This, then, in bare outline, is the Laplacian nebular hypothesis, and it accounted very well for the solar system as known in his day; the fairly regular progression of planetary distances; their orbits round the sun all nearly circular and approximately in a single plane; the planetary and satellite revolutions in orbit all in the same direction; the axial rotations of planets in the same direction as their orbital revolutions; and the plane of orbital revolution of the satellites practically coinciding with the plane of the planet's axial rotation. But the principle of conservation of energy was, of course, unknown to Laplace, nor had the mechanical equivalence of heat with other forms of energy been established in his day.
In 1870, Lane of Washington first demonstrated the remarkable law that a gaseous sphere, in process of losing heat by radiation and contraction because of its own gravity, actually grows hotter instead of cooler, as long as it continues to be gaseous, and not liquid or solid. So there is no need of postulating with Laplace an excessively high temperature of the original nebula. The chief objection to Laplace's hypothesis by modern theorists is that the detachment of rings, though possible, would likely be a rare occurrence; protuberances or lumps on the equatorial exterior of a swiftly revolving mass would be more likely, and it is much easier to see how such masses would ultimately become planets than it is to follow the disruption of [372] a possible ring and the necessary steps of the process by which it would condense into a final planet. The continued progress of research in many departments of astronomy has had important bearing on the nebular hypothesis, and we may rest assured that this hypothesis in somewhat modified form can hardly fail of ultimate acceptance, though not in every essential as its great originator left it.

■ ■ ■

■ Challenge A ■
List each feature of the solar system that the passage on the nebular hypothesis says Laplace's hypothesis accounted for.
■ Challenge B ■
Give the lines of the entries below as a Markdown table with the columns "No." and "Entry line," one row per line, with blank lines omitted.

■ Record extracts ■

■ ■ ■

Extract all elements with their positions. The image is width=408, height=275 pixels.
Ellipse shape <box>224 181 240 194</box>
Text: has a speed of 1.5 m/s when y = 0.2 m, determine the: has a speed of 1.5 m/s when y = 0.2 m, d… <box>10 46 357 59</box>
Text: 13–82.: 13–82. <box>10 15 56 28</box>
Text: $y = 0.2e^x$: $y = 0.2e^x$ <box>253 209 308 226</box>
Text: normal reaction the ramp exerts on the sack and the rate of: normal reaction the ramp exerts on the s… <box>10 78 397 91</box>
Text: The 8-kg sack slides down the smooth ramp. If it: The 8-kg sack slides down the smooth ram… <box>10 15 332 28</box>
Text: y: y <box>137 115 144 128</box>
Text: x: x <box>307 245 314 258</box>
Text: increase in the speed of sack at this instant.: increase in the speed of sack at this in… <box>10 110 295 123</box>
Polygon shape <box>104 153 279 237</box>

■ ■ ■

■ Exercise result A ■
- The fairly regular progression of planetary distances
- The planets' orbits round the sun, all nearly circular and approximately in a single plane
- The planetary and satellite revolutions in orbit, all in the same direction
- The axial rotations of planets in the same direction as their orbital revolutions
- The plane of orbital revolution of the satellites practically coinciding with the plane of the planet's axial rotation

■ Exercise result B ■
| No. | Entry line |
|---|---|
| 1 | Extract all elements with their positions. The image is width=408, height=275 pixels. |
| 2 | Ellipse shape <box>224 181 240 194</box> |
| 3 | Text: has a speed of 1.5 m/s when y = 0.2 m, determine the: has a speed of 1.5 m/s when y = 0.2 m, d… <box>10 46 357 59</box> |
| 4 | Text: 13–82.: 13–82. <box>10 15 56 28</box> |
| 5 | Text: $y = 0.2e^x$: $y = 0.2e^x$ <box>253 209 308 226</box> |
| 6 | Text: normal reaction the ramp exerts on the sack and the rate of: normal reaction the ramp exerts on the s… <box>10 78 397 91</box> |
| 7 | Text: The 8-kg sack slides down the smooth ramp. If it: The 8-kg sack slides down the smooth ram… <box>10 15 332 28</box> |
| 8 | Text: y: y <box>137 115 144 128</box> |
| 9 | Text: x: x <box>307 245 314 258</box> |
| 10 | Text: increase in the speed of sack at this instant.: increase in the speed of sack at this in… <box>10 110 295 123</box> |
| 11 | Polygon shape <box>104 153 279 237</box> |